**Task:**
All of the records below must be output exactly, with no pictures carried over.

━━━━━ Task inputs

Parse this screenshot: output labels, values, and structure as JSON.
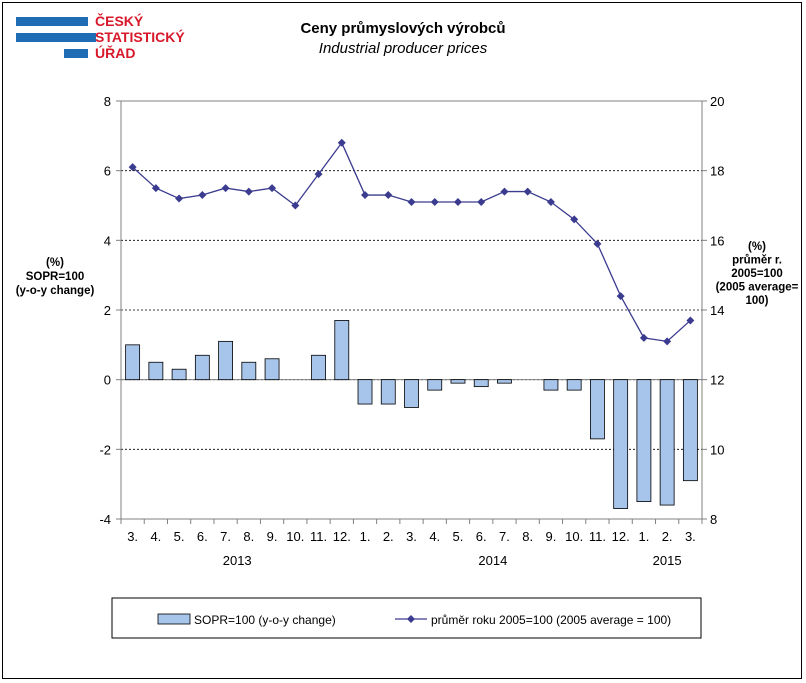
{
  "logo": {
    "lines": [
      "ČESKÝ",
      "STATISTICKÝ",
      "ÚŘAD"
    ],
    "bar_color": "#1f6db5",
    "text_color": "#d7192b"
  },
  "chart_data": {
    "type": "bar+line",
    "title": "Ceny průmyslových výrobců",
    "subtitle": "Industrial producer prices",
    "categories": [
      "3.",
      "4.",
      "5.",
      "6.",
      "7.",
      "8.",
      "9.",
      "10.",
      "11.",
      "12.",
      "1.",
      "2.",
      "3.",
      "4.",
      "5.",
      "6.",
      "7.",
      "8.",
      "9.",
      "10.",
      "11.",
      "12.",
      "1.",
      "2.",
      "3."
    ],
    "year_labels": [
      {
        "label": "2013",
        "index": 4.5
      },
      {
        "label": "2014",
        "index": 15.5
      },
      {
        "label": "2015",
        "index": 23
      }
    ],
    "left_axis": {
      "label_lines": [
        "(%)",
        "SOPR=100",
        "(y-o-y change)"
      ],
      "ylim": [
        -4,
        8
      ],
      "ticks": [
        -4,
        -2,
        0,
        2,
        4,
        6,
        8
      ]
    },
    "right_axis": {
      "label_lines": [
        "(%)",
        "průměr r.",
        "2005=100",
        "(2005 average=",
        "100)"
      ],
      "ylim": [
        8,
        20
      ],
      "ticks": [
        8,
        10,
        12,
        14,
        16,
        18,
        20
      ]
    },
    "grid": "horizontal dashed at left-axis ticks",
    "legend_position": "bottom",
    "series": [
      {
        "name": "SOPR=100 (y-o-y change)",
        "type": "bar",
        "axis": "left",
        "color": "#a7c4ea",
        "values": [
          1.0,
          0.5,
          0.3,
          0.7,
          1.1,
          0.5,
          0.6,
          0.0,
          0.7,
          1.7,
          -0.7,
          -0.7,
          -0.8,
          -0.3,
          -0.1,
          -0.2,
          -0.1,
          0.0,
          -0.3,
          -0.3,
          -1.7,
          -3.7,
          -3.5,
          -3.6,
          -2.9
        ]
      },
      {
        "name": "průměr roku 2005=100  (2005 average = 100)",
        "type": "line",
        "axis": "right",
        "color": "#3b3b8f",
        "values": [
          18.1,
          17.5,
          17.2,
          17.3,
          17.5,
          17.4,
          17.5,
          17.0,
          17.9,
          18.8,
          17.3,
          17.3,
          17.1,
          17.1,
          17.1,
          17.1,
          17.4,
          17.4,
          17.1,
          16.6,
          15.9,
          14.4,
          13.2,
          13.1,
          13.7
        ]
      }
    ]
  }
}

━━━━━━━━━━

**Answer for the task:**
Parse this screenshot: output labels, values, and structure as JSON.
{
  "logo": {
    "lines": [
      "ČESKÝ",
      "STATISTICKÝ",
      "ÚŘAD"
    ],
    "bar_color": "#1f6db5",
    "text_color": "#d7192b"
  },
  "chart_data": {
    "type": "bar+line",
    "title": "Ceny průmyslových výrobců",
    "subtitle": "Industrial producer prices",
    "categories": [
      "3.",
      "4.",
      "5.",
      "6.",
      "7.",
      "8.",
      "9.",
      "10.",
      "11.",
      "12.",
      "1.",
      "2.",
      "3.",
      "4.",
      "5.",
      "6.",
      "7.",
      "8.",
      "9.",
      "10.",
      "11.",
      "12.",
      "1.",
      "2.",
      "3."
    ],
    "year_labels": [
      {
        "label": "2013",
        "index": 4.5
      },
      {
        "label": "2014",
        "index": 15.5
      },
      {
        "label": "2015",
        "index": 23
      }
    ],
    "left_axis": {
      "label_lines": [
        "(%)",
        "SOPR=100",
        "(y-o-y change)"
      ],
      "ylim": [
        -4,
        8
      ],
      "ticks": [
        -4,
        -2,
        0,
        2,
        4,
        6,
        8
      ]
    },
    "right_axis": {
      "label_lines": [
        "(%)",
        "průměr r.",
        "2005=100",
        "(2005 average=",
        "100)"
      ],
      "ylim": [
        8,
        20
      ],
      "ticks": [
        8,
        10,
        12,
        14,
        16,
        18,
        20
      ]
    },
    "grid": "horizontal dashed at left-axis ticks",
    "legend_position": "bottom",
    "series": [
      {
        "name": "SOPR=100 (y-o-y change)",
        "type": "bar",
        "axis": "left",
        "color": "#a7c4ea",
        "values": [
          1.0,
          0.5,
          0.3,
          0.7,
          1.1,
          0.5,
          0.6,
          0.0,
          0.7,
          1.7,
          -0.7,
          -0.7,
          -0.8,
          -0.3,
          -0.1,
          -0.2,
          -0.1,
          0.0,
          -0.3,
          -0.3,
          -1.7,
          -3.7,
          -3.5,
          -3.6,
          -2.9
        ]
      },
      {
        "name": "průměr roku 2005=100  (2005 average = 100)",
        "type": "line",
        "axis": "right",
        "color": "#3b3b8f",
        "values": [
          18.1,
          17.5,
          17.2,
          17.3,
          17.5,
          17.4,
          17.5,
          17.0,
          17.9,
          18.8,
          17.3,
          17.3,
          17.1,
          17.1,
          17.1,
          17.1,
          17.4,
          17.4,
          17.1,
          16.6,
          15.9,
          14.4,
          13.2,
          13.1,
          13.7
        ]
      }
    ]
  }
}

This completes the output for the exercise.